- [Supplied records]
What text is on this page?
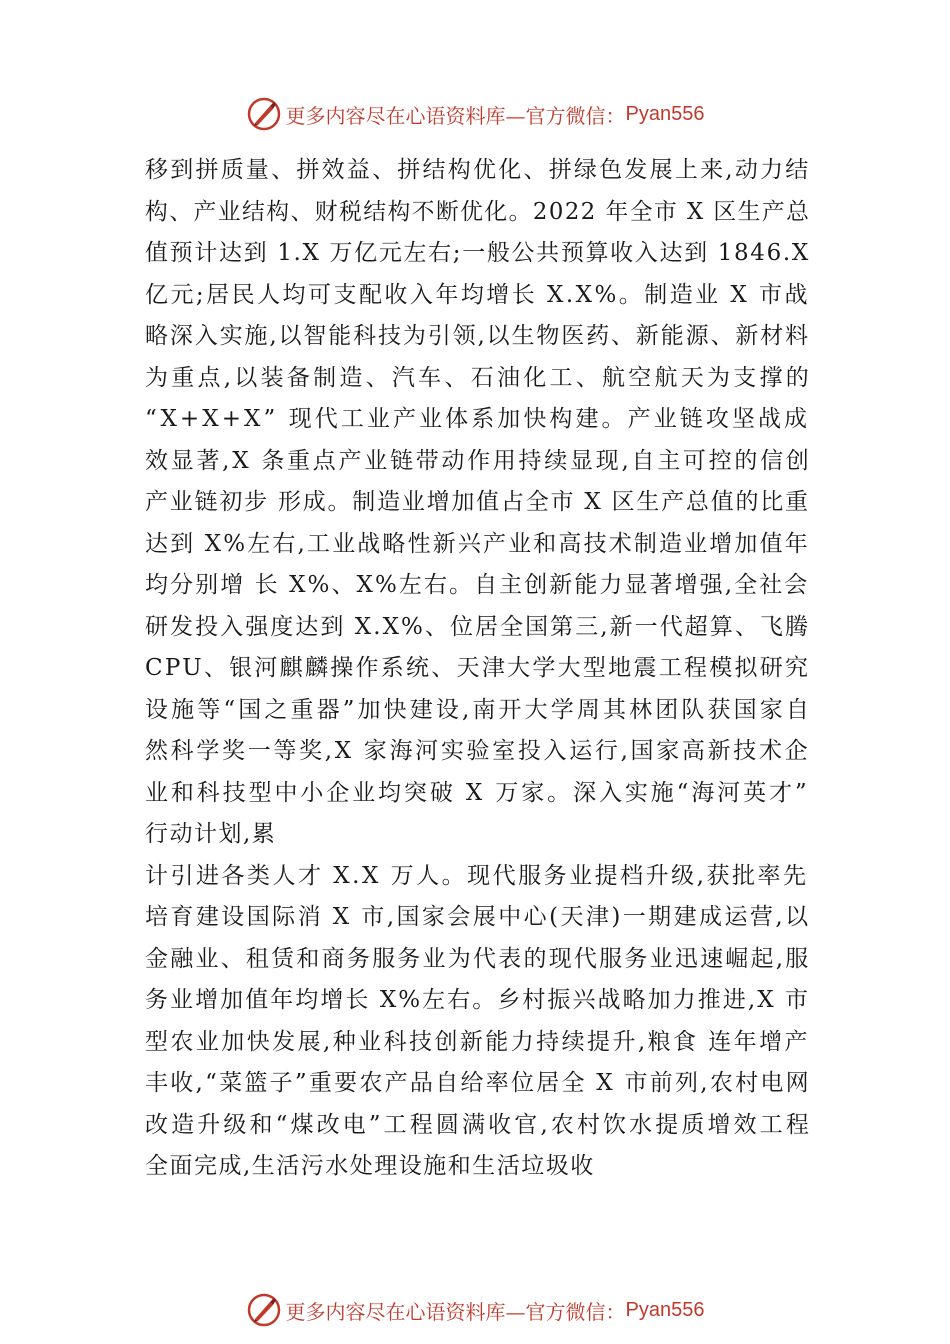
更多内容尽在心语资料库—官方微信： Pyan556
移到拼质量、拼效益、拼结构优化、拼绿色发展上来,动力结
构、产业结构、财税结构不断优化。2022 年全市 X 区生产总
值预计达到 1.X 万亿元左右;一般公共预算收入达到 1846.X
亿元;居民人均可支配收入年均增长 X.X%。制造业 X 市战
略深入实施,以智能科技为引领,以生物医药、新能源、新材料
为重点,以装备制造、汽车、石油化工、航空航天为支撑的
“X+X+X” 现代工业产业体系加快构建。产业链攻坚战成
效显著,X 条重点产业链带动作用持续显现,自主可控的信创
产业链初步 形成。制造业增加值占全市 X 区生产总值的比重
达到 X%左右,工业战略性新兴产业和高技术制造业增加值年
均分别增 长 X%、X%左右。自主创新能力显著增强,全社会
研发投入强度达到 X.X%、位居全国第三,新一代超算、飞腾
CPU、银河麒麟操作系统、天津大学大型地震工程模拟研究
设施等“国之重器”加快建设,南开大学周其林团队获国家自
然科学奖一等奖,X 家海河实验室投入运行,国家高新技术企
业和科技型中小企业均突破 X 万家。深入实施“海河英才”
行动计划,累
计引进各类人才 X.X 万人。现代服务业提档升级,获批率先
培育建设国际消 X 市,国家会展中心(天津)一期建成运营,以
金融业、租赁和商务服务业为代表的现代服务业迅速崛起,服
务业增加值年均增长 X%左右。乡村振兴战略加力推进,X 市
型农业加快发展,种业科技创新能力持续提升,粮食 连年增产
丰收,“菜篮子”重要农产品自给率位居全 X 市前列,农村电网
改造升级和“煤改电”工程圆满收官,农村饮水提质增效工程
全面完成,生活污水处理设施和生活垃圾收
更多内容尽在心语资料库—官方微信： Pyan556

- [What is asked] Transcribe the full listing above exactly, with the images removed.

- [Complete answer]
What text is on this page?
更多内容尽在心语资料库—官方微信： Pyan556
移到拼质量、拼效益、拼结构优化、拼绿色发展上来,动力结
构、产业结构、财税结构不断优化。2022 年全市 X 区生产总
值预计达到 1.X 万亿元左右;一般公共预算收入达到 1846.X
亿元;居民人均可支配收入年均增长 X.X%。制造业 X 市战
略深入实施,以智能科技为引领,以生物医药、新能源、新材料
为重点,以装备制造、汽车、石油化工、航空航天为支撑的
“X+X+X” 现代工业产业体系加快构建。产业链攻坚战成
效显著,X 条重点产业链带动作用持续显现,自主可控的信创
产业链初步 形成。制造业增加值占全市 X 区生产总值的比重
达到 X%左右,工业战略性新兴产业和高技术制造业增加值年
均分别增 长 X%、X%左右。自主创新能力显著增强,全社会
研发投入强度达到 X.X%、位居全国第三,新一代超算、飞腾
CPU、银河麒麟操作系统、天津大学大型地震工程模拟研究
设施等“国之重器”加快建设,南开大学周其林团队获国家自
然科学奖一等奖,X 家海河实验室投入运行,国家高新技术企
业和科技型中小企业均突破 X 万家。深入实施“海河英才”
行动计划,累
计引进各类人才 X.X 万人。现代服务业提档升级,获批率先
培育建设国际消 X 市,国家会展中心(天津)一期建成运营,以
金融业、租赁和商务服务业为代表的现代服务业迅速崛起,服
务业增加值年均增长 X%左右。乡村振兴战略加力推进,X 市
型农业加快发展,种业科技创新能力持续提升,粮食 连年增产
丰收,“菜篮子”重要农产品自给率位居全 X 市前列,农村电网
改造升级和“煤改电”工程圆满收官,农村饮水提质增效工程
全面完成,生活污水处理设施和生活垃圾收
更多内容尽在心语资料库—官方微信： Pyan556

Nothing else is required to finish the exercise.